THE REQUEST:
Report how many lines contain the word "this", with no other text.

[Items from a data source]
┄┄┄┄┄┄
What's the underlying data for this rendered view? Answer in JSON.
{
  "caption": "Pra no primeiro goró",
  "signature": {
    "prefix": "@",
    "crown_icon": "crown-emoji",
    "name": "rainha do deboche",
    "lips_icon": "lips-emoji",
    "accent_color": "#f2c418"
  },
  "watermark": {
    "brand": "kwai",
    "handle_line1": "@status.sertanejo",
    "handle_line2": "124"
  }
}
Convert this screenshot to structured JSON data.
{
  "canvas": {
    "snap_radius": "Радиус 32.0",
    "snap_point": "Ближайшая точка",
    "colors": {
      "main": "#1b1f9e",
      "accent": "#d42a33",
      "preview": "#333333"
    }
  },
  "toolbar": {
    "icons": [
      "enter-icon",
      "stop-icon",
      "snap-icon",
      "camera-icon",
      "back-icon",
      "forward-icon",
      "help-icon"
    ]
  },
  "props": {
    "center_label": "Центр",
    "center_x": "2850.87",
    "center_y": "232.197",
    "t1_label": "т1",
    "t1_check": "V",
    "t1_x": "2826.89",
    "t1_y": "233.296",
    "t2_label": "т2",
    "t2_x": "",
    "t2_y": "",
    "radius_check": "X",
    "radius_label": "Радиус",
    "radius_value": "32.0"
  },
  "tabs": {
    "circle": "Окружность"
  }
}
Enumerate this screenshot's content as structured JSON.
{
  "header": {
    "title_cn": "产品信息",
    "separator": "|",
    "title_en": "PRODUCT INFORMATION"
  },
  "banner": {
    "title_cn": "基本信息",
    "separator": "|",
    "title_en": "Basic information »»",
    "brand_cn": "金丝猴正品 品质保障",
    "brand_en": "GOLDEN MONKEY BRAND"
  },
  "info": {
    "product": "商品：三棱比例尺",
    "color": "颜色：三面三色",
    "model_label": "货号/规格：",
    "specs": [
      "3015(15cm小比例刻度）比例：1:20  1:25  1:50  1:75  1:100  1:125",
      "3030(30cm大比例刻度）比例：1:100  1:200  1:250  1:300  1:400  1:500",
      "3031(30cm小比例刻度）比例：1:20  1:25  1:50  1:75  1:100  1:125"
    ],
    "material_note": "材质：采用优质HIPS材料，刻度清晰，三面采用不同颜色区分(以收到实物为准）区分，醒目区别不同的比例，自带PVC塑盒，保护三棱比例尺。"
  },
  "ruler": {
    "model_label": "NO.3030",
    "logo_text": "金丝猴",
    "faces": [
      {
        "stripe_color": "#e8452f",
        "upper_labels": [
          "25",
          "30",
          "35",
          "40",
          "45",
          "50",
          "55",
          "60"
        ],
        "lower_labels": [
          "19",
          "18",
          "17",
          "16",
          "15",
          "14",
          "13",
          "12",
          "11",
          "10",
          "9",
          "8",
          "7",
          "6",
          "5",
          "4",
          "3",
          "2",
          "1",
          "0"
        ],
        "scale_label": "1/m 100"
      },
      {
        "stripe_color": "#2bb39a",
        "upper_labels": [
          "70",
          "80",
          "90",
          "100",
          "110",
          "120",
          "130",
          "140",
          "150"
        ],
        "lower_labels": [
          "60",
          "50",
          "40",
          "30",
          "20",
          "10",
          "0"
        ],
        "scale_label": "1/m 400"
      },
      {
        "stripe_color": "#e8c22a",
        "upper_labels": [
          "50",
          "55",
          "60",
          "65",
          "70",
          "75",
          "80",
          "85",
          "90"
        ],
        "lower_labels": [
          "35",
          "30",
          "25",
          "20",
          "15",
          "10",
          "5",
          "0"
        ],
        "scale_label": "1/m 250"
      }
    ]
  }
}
┄┄┄┄┄┄
THE COMPLETED TASK:
3